DESCRIPTION OF THE TASK - Give the data again exactly as written, skipping any pictures.

*** RECORDS SHOWN ***

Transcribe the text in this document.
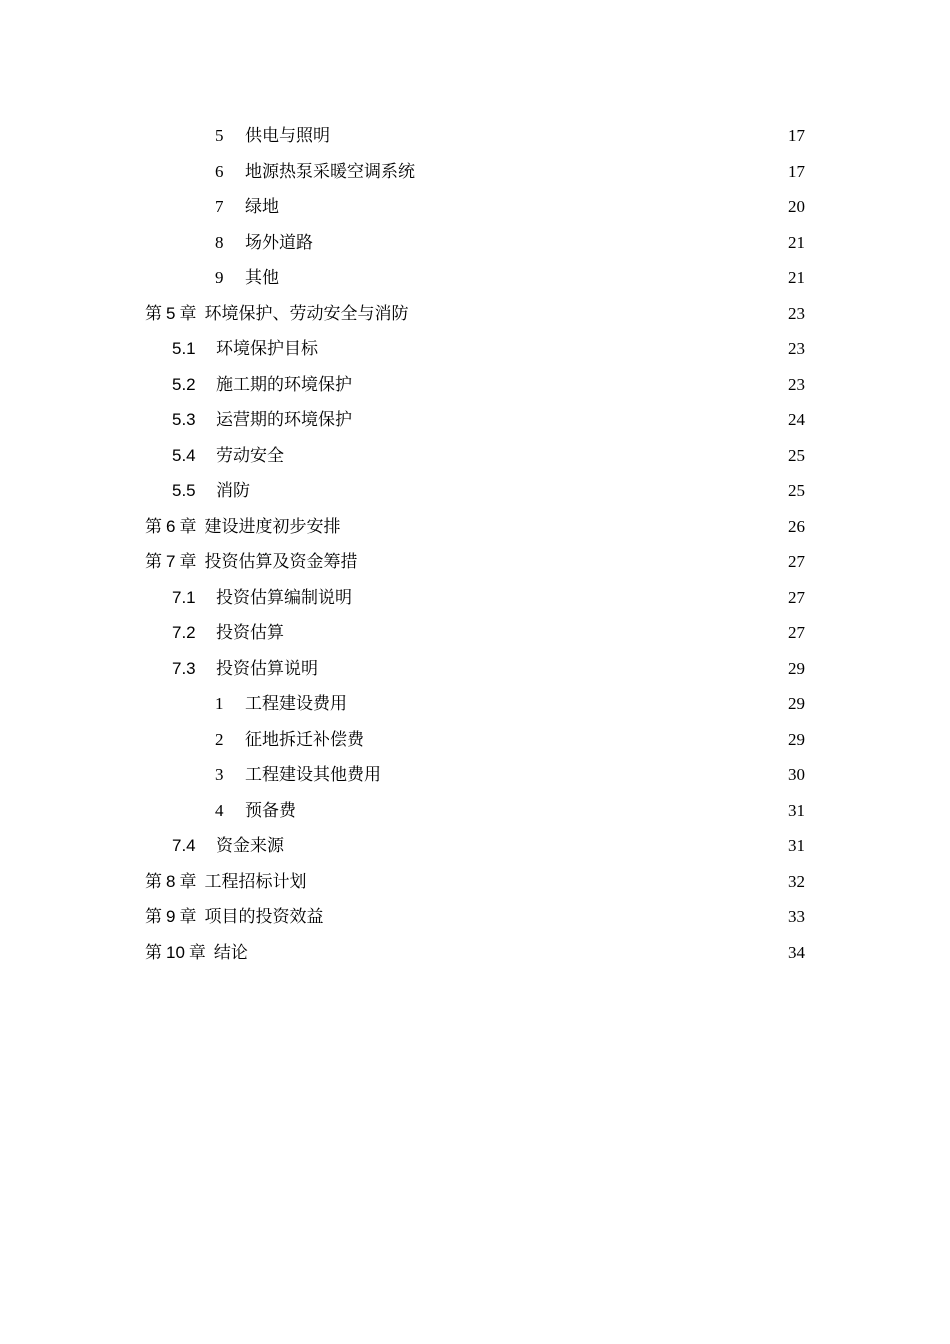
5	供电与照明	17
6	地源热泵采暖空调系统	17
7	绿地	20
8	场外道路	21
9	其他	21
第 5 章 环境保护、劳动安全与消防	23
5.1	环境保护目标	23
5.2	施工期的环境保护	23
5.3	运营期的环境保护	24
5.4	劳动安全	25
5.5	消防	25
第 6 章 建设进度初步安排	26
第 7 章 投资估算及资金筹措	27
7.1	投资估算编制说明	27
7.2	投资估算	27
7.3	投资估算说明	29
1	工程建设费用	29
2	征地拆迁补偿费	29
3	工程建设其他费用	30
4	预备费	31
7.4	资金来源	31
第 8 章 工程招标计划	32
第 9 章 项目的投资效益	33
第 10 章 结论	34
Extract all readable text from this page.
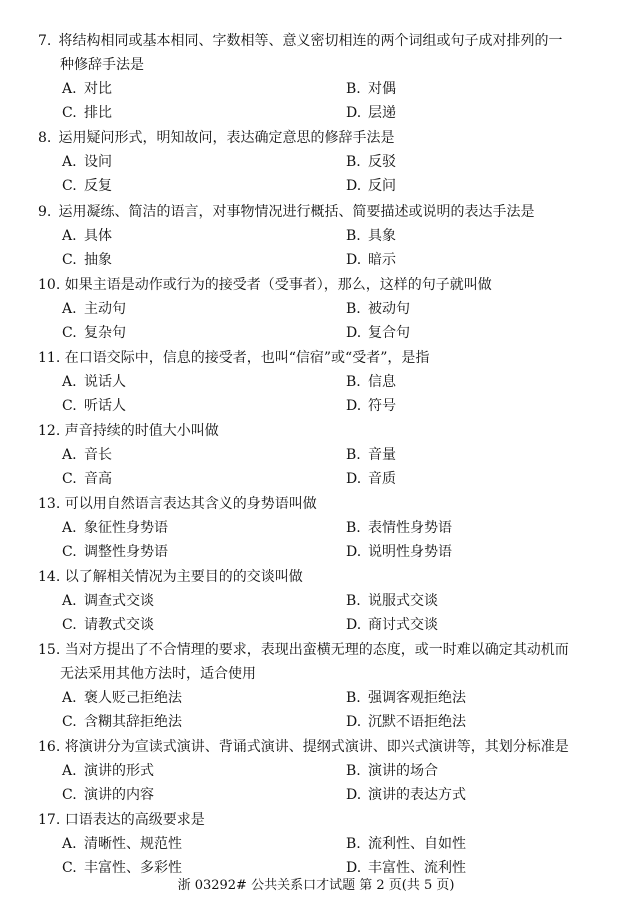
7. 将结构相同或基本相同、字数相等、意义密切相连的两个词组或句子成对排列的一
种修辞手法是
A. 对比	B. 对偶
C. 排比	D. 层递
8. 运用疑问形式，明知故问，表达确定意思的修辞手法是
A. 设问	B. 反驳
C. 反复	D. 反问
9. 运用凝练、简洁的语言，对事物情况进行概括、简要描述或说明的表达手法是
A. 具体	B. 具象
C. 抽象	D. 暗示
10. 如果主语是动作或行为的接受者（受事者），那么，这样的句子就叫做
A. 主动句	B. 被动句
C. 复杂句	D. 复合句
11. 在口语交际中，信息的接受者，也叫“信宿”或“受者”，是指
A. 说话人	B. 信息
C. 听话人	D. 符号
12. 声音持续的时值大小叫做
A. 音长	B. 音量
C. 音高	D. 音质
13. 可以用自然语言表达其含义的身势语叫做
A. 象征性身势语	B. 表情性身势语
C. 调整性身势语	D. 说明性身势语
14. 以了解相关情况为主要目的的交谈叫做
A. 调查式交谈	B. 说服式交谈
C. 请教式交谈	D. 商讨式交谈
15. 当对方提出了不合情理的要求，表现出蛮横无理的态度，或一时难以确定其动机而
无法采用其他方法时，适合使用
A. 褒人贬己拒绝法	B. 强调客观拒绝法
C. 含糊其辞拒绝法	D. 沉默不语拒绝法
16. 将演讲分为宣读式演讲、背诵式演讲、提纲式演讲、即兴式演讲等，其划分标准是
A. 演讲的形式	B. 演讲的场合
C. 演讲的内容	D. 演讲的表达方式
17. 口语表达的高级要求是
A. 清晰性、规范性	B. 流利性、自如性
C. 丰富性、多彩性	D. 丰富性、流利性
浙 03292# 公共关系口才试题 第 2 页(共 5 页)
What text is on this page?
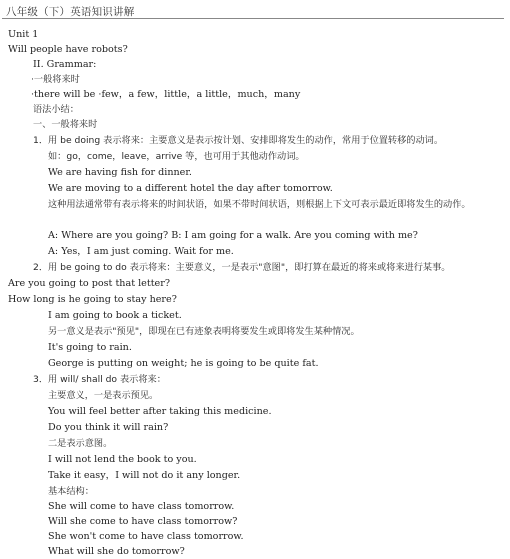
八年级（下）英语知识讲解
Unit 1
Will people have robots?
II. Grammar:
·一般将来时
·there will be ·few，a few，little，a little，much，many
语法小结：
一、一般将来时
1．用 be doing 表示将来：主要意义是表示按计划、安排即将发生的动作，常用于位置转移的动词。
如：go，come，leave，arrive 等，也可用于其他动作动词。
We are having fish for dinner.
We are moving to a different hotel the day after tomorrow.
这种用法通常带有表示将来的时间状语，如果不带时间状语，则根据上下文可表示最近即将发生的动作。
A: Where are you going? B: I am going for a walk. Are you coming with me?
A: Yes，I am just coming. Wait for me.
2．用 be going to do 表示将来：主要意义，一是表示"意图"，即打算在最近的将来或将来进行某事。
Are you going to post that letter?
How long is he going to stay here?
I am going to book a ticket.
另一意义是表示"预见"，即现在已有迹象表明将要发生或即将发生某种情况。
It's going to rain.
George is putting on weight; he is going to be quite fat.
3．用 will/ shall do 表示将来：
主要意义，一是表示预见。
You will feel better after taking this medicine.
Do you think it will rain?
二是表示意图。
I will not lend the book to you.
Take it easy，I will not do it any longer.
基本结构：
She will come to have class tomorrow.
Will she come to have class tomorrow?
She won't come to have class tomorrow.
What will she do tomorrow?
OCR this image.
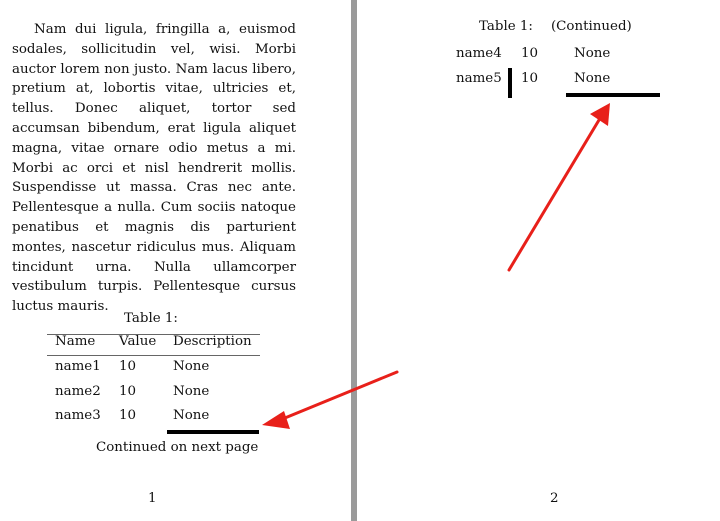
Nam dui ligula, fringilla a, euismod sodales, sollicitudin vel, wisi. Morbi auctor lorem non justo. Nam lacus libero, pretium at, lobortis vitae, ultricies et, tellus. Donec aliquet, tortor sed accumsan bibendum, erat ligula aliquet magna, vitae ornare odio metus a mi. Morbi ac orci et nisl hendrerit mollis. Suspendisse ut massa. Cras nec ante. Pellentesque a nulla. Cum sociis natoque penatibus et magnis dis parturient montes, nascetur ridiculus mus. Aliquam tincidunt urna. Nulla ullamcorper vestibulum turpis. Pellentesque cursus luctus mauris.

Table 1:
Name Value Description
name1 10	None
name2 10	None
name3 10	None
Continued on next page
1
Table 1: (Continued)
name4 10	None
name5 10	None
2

***

WRITTEN ANSWER -
Transcribe the text in this document.
5	供电与照明	17
6	地源热泵采暖空调系统	17
7	绿地	20
8	场外道路	21
9	其他	21
第 5 章 环境保护、劳动安全与消防	23
5.1	环境保护目标	23
5.2	施工期的环境保护	23
5.3	运营期的环境保护	24
5.4	劳动安全	25
5.5	消防	25
第 6 章 建设进度初步安排	26
第 7 章 投资估算及资金筹措	27
7.1	投资估算编制说明	27
7.2	投资估算	27
7.3	投资估算说明	29
1	工程建设费用	29
2	征地拆迁补偿费	29
3	工程建设其他费用	30
4	预备费	31
7.4	资金来源	31
第 8 章 工程招标计划	32
第 9 章 项目的投资效益	33
第 10 章 结论	34
Extract all readable text from this page.
7. 将结构相同或基本相同、字数相等、意义密切相连的两个词组或句子成对排列的一
种修辞手法是
A. 对比	B. 对偶
C. 排比	D. 层递
8. 运用疑问形式，明知故问，表达确定意思的修辞手法是
A. 设问	B. 反驳
C. 反复	D. 反问
9. 运用凝练、简洁的语言，对事物情况进行概括、简要描述或说明的表达手法是
A. 具体	B. 具象
C. 抽象	D. 暗示
10. 如果主语是动作或行为的接受者（受事者），那么，这样的句子就叫做
A. 主动句	B. 被动句
C. 复杂句	D. 复合句
11. 在口语交际中，信息的接受者，也叫“信宿”或“受者”，是指
A. 说话人	B. 信息
C. 听话人	D. 符号
12. 声音持续的时值大小叫做
A. 音长	B. 音量
C. 音高	D. 音质
13. 可以用自然语言表达其含义的身势语叫做
A. 象征性身势语	B. 表情性身势语
C. 调整性身势语	D. 说明性身势语
14. 以了解相关情况为主要目的的交谈叫做
A. 调查式交谈	B. 说服式交谈
C. 请教式交谈	D. 商讨式交谈
15. 当对方提出了不合情理的要求，表现出蛮横无理的态度，或一时难以确定其动机而
无法采用其他方法时，适合使用
A. 褒人贬己拒绝法	B. 强调客观拒绝法
C. 含糊其辞拒绝法	D. 沉默不语拒绝法
16. 将演讲分为宣读式演讲、背诵式演讲、提纲式演讲、即兴式演讲等，其划分标准是
A. 演讲的形式	B. 演讲的场合
C. 演讲的内容	D. 演讲的表达方式
17. 口语表达的高级要求是
A. 清晰性、规范性	B. 流利性、自如性
C. 丰富性、多彩性	D. 丰富性、流利性
浙 03292# 公共关系口才试题 第 2 页(共 5 页)
What text is on this page?
八年级（下）英语知识讲解
Unit 1
Will people have robots?
II. Grammar:
·一般将来时
·there will be ·few，a few，little，a little，much，many
语法小结：
一、一般将来时
1．用 be doing 表示将来：主要意义是表示按计划、安排即将发生的动作，常用于位置转移的动词。
如：go，come，leave，arrive 等，也可用于其他动作动词。
We are having fish for dinner.
We are moving to a different hotel the day after tomorrow.
这种用法通常带有表示将来的时间状语，如果不带时间状语，则根据上下文可表示最近即将发生的动作。
A: Where are you going? B: I am going for a walk. Are you coming with me?
A: Yes，I am just coming. Wait for me.
2．用 be going to do 表示将来：主要意义，一是表示"意图"，即打算在最近的将来或将来进行某事。
Are you going to post that letter?
How long is he going to stay here?
I am going to book a ticket.
另一意义是表示"预见"，即现在已有迹象表明将要发生或即将发生某种情况。
It's going to rain.
George is putting on weight; he is going to be quite fat.
3．用 will/ shall do 表示将来：
主要意义，一是表示预见。
You will feel better after taking this medicine.
Do you think it will rain?
二是表示意图。
I will not lend the book to you.
Take it easy，I will not do it any longer.
基本结构：
She will come to have class tomorrow.
Will she come to have class tomorrow?
She won't come to have class tomorrow.
What will she do tomorrow?
OCR this image.
Nam dui ligula, fringilla a, euismod sodales, sollicitudin vel, wisi. Morbi auctor lorem non justo. Nam lacus libero, pretium at, lobortis vitae, ultricies et, tellus. Donec aliquet, tortor sed accumsan bibendum, erat ligula aliquet magna, vitae ornare odio metus a mi. Morbi ac orci et nisl hendrerit mollis. Suspendisse ut massa. Cras nec ante. Pellentesque a nulla. Cum sociis natoque penatibus et magnis dis parturient montes, nascetur ridiculus mus. Aliquam tincidunt urna. Nulla ullamcorper vestibulum turpis. Pellentesque cursus luctus mauris.

Table 1:
Name Value Description
name1 10	None
name2 10	None
name3 10	None
Continued on next page
1
Table 1: (Continued)
name4 10	None
name5 10	None
2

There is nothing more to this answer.